### [Set problem]
Skip the images and return the records below exactly.

○ ○ ○ ○ ○

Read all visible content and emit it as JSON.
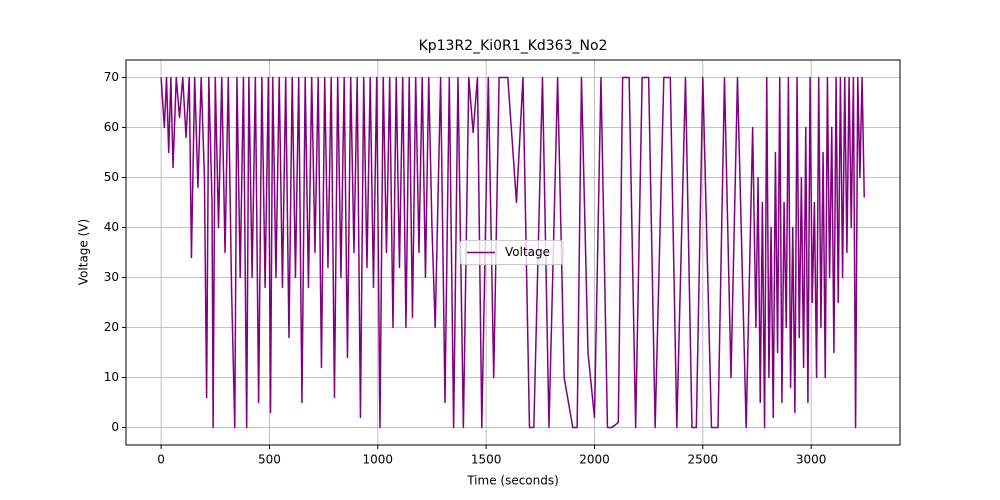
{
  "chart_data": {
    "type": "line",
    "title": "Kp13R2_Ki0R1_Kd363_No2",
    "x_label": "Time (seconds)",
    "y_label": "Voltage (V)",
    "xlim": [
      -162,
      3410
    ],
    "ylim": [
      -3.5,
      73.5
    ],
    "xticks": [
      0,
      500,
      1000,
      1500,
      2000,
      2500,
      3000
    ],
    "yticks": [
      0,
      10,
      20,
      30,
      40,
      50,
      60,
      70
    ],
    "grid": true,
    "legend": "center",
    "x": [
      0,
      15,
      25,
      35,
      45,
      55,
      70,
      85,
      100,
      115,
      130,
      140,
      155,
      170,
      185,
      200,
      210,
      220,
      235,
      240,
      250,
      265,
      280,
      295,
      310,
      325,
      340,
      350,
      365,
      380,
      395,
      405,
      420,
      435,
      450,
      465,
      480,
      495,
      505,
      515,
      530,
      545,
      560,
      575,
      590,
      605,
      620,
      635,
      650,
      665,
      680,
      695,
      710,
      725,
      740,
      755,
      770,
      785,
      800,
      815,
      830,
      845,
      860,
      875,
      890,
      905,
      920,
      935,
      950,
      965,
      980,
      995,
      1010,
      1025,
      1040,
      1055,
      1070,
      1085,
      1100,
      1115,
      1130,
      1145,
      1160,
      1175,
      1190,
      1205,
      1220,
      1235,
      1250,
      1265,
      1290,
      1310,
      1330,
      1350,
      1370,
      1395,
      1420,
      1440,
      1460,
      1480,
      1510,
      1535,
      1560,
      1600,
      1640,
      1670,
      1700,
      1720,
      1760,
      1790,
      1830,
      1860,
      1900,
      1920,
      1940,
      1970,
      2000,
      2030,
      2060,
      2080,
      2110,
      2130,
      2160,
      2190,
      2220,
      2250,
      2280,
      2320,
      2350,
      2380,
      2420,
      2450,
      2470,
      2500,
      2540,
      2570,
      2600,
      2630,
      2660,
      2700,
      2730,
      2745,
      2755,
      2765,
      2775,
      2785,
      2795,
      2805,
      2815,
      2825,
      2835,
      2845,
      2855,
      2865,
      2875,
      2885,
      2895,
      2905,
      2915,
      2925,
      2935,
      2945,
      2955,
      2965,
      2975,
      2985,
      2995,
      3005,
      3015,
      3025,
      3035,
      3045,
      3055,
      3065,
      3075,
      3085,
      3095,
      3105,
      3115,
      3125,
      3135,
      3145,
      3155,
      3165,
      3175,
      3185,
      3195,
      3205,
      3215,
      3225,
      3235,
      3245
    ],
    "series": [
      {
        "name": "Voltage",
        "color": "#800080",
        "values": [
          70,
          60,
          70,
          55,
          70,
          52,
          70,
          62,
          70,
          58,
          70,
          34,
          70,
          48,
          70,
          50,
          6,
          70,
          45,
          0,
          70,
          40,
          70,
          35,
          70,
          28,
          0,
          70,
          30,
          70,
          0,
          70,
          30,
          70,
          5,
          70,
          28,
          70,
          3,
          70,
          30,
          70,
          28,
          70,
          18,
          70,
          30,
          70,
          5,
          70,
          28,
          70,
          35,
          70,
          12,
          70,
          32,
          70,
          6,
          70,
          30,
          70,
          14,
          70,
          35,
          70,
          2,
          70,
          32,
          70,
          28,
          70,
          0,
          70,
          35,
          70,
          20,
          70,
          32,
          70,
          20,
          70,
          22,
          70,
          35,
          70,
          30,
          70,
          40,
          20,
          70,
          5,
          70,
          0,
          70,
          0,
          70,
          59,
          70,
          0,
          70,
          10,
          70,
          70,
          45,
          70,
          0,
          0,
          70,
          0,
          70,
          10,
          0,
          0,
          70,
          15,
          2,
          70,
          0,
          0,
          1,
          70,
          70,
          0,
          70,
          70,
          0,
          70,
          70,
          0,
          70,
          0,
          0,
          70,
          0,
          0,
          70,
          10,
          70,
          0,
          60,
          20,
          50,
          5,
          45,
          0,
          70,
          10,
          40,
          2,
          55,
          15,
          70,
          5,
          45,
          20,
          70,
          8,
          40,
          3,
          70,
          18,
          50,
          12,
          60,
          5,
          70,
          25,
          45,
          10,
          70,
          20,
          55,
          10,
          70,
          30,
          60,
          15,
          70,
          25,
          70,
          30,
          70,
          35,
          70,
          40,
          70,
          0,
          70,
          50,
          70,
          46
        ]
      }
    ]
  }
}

○ ○ ○ ○ ○

### [In response]
Read all visible content and emit it as JSON.
{
  "chart_data": {
    "type": "line",
    "title": "Kp13R2_Ki0R1_Kd363_No2",
    "x_label": "Time (seconds)",
    "y_label": "Voltage (V)",
    "xlim": [
      -162,
      3410
    ],
    "ylim": [
      -3.5,
      73.5
    ],
    "xticks": [
      0,
      500,
      1000,
      1500,
      2000,
      2500,
      3000
    ],
    "yticks": [
      0,
      10,
      20,
      30,
      40,
      50,
      60,
      70
    ],
    "grid": true,
    "legend": "center",
    "x": [
      0,
      15,
      25,
      35,
      45,
      55,
      70,
      85,
      100,
      115,
      130,
      140,
      155,
      170,
      185,
      200,
      210,
      220,
      235,
      240,
      250,
      265,
      280,
      295,
      310,
      325,
      340,
      350,
      365,
      380,
      395,
      405,
      420,
      435,
      450,
      465,
      480,
      495,
      505,
      515,
      530,
      545,
      560,
      575,
      590,
      605,
      620,
      635,
      650,
      665,
      680,
      695,
      710,
      725,
      740,
      755,
      770,
      785,
      800,
      815,
      830,
      845,
      860,
      875,
      890,
      905,
      920,
      935,
      950,
      965,
      980,
      995,
      1010,
      1025,
      1040,
      1055,
      1070,
      1085,
      1100,
      1115,
      1130,
      1145,
      1160,
      1175,
      1190,
      1205,
      1220,
      1235,
      1250,
      1265,
      1290,
      1310,
      1330,
      1350,
      1370,
      1395,
      1420,
      1440,
      1460,
      1480,
      1510,
      1535,
      1560,
      1600,
      1640,
      1670,
      1700,
      1720,
      1760,
      1790,
      1830,
      1860,
      1900,
      1920,
      1940,
      1970,
      2000,
      2030,
      2060,
      2080,
      2110,
      2130,
      2160,
      2190,
      2220,
      2250,
      2280,
      2320,
      2350,
      2380,
      2420,
      2450,
      2470,
      2500,
      2540,
      2570,
      2600,
      2630,
      2660,
      2700,
      2730,
      2745,
      2755,
      2765,
      2775,
      2785,
      2795,
      2805,
      2815,
      2825,
      2835,
      2845,
      2855,
      2865,
      2875,
      2885,
      2895,
      2905,
      2915,
      2925,
      2935,
      2945,
      2955,
      2965,
      2975,
      2985,
      2995,
      3005,
      3015,
      3025,
      3035,
      3045,
      3055,
      3065,
      3075,
      3085,
      3095,
      3105,
      3115,
      3125,
      3135,
      3145,
      3155,
      3165,
      3175,
      3185,
      3195,
      3205,
      3215,
      3225,
      3235,
      3245
    ],
    "series": [
      {
        "name": "Voltage",
        "color": "#800080",
        "values": [
          70,
          60,
          70,
          55,
          70,
          52,
          70,
          62,
          70,
          58,
          70,
          34,
          70,
          48,
          70,
          50,
          6,
          70,
          45,
          0,
          70,
          40,
          70,
          35,
          70,
          28,
          0,
          70,
          30,
          70,
          0,
          70,
          30,
          70,
          5,
          70,
          28,
          70,
          3,
          70,
          30,
          70,
          28,
          70,
          18,
          70,
          30,
          70,
          5,
          70,
          28,
          70,
          35,
          70,
          12,
          70,
          32,
          70,
          6,
          70,
          30,
          70,
          14,
          70,
          35,
          70,
          2,
          70,
          32,
          70,
          28,
          70,
          0,
          70,
          35,
          70,
          20,
          70,
          32,
          70,
          20,
          70,
          22,
          70,
          35,
          70,
          30,
          70,
          40,
          20,
          70,
          5,
          70,
          0,
          70,
          0,
          70,
          59,
          70,
          0,
          70,
          10,
          70,
          70,
          45,
          70,
          0,
          0,
          70,
          0,
          70,
          10,
          0,
          0,
          70,
          15,
          2,
          70,
          0,
          0,
          1,
          70,
          70,
          0,
          70,
          70,
          0,
          70,
          70,
          0,
          70,
          0,
          0,
          70,
          0,
          0,
          70,
          10,
          70,
          0,
          60,
          20,
          50,
          5,
          45,
          0,
          70,
          10,
          40,
          2,
          55,
          15,
          70,
          5,
          45,
          20,
          70,
          8,
          40,
          3,
          70,
          18,
          50,
          12,
          60,
          5,
          70,
          25,
          45,
          10,
          70,
          20,
          55,
          10,
          70,
          30,
          60,
          15,
          70,
          25,
          70,
          30,
          70,
          35,
          70,
          40,
          70,
          0,
          70,
          50,
          70,
          46
        ]
      }
    ]
  }
}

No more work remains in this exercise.